Entries supplied:
══════════════════════════════

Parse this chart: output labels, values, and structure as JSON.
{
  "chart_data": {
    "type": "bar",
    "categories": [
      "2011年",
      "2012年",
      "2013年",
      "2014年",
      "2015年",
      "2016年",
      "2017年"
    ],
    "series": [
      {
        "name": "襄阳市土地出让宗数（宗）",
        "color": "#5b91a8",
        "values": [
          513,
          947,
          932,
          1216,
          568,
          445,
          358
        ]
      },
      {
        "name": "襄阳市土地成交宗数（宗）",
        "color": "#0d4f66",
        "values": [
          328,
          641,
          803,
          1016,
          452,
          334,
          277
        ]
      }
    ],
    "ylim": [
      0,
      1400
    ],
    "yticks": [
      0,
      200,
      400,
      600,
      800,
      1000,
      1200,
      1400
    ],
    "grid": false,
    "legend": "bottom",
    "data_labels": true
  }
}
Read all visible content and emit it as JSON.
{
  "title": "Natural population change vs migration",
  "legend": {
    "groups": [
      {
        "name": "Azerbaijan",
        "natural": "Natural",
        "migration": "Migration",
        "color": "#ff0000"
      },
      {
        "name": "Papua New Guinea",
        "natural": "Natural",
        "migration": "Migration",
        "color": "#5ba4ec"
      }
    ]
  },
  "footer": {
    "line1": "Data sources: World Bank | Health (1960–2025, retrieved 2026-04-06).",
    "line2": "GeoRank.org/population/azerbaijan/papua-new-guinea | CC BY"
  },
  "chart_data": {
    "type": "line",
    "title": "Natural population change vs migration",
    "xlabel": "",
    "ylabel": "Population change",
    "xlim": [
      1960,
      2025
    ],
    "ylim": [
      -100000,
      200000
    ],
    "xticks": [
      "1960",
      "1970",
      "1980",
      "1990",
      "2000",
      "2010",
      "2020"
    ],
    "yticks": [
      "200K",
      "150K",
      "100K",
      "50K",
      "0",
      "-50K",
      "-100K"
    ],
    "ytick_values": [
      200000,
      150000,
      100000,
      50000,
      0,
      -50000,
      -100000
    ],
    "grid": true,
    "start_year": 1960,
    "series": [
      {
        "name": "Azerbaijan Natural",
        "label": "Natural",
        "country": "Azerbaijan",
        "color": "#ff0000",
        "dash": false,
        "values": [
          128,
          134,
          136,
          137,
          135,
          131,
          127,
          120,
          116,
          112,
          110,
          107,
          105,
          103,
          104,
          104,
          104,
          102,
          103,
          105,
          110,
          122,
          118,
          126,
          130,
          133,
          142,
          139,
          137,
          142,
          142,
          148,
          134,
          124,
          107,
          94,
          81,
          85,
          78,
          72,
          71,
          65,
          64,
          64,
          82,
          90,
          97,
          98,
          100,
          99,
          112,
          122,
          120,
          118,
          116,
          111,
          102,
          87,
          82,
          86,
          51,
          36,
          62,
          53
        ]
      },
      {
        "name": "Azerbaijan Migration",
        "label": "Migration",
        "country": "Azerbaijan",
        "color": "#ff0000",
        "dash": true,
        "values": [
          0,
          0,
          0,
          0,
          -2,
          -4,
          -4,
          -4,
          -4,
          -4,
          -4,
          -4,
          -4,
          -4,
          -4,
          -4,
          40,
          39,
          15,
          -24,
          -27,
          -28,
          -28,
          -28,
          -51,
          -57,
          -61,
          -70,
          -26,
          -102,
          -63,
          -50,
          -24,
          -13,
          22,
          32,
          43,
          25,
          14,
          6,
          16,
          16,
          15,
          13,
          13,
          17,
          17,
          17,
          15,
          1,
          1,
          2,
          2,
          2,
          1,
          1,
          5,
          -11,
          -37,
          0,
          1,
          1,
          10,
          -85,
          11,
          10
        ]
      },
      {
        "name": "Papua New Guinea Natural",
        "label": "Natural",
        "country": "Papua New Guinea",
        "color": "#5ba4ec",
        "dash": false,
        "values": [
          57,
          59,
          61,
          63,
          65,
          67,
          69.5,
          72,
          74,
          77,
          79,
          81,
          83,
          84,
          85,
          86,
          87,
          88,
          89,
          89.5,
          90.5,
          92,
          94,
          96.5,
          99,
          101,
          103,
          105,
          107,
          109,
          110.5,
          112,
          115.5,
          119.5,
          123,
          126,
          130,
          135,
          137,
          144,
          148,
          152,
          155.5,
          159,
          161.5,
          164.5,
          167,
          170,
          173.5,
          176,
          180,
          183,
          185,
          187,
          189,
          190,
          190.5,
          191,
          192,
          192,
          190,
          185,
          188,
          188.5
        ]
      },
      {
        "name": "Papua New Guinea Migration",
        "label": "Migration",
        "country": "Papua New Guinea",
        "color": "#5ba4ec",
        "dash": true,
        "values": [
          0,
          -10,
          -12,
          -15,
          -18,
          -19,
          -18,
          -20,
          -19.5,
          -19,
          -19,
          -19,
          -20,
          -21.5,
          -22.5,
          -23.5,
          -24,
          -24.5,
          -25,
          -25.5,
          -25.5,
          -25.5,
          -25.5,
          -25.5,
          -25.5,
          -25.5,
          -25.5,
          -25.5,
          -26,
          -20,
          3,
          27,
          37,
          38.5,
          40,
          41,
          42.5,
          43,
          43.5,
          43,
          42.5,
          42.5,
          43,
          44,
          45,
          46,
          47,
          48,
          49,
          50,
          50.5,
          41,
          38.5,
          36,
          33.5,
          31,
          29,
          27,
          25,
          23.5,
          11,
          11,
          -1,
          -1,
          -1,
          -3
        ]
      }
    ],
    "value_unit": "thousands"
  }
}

══════════════════════════════

Exercise requirements: Using the material above, gather every line that includes "true".

Result of the task:
    "data_labels": true
    "grid": true,
        "dash": true,
        "dash": true,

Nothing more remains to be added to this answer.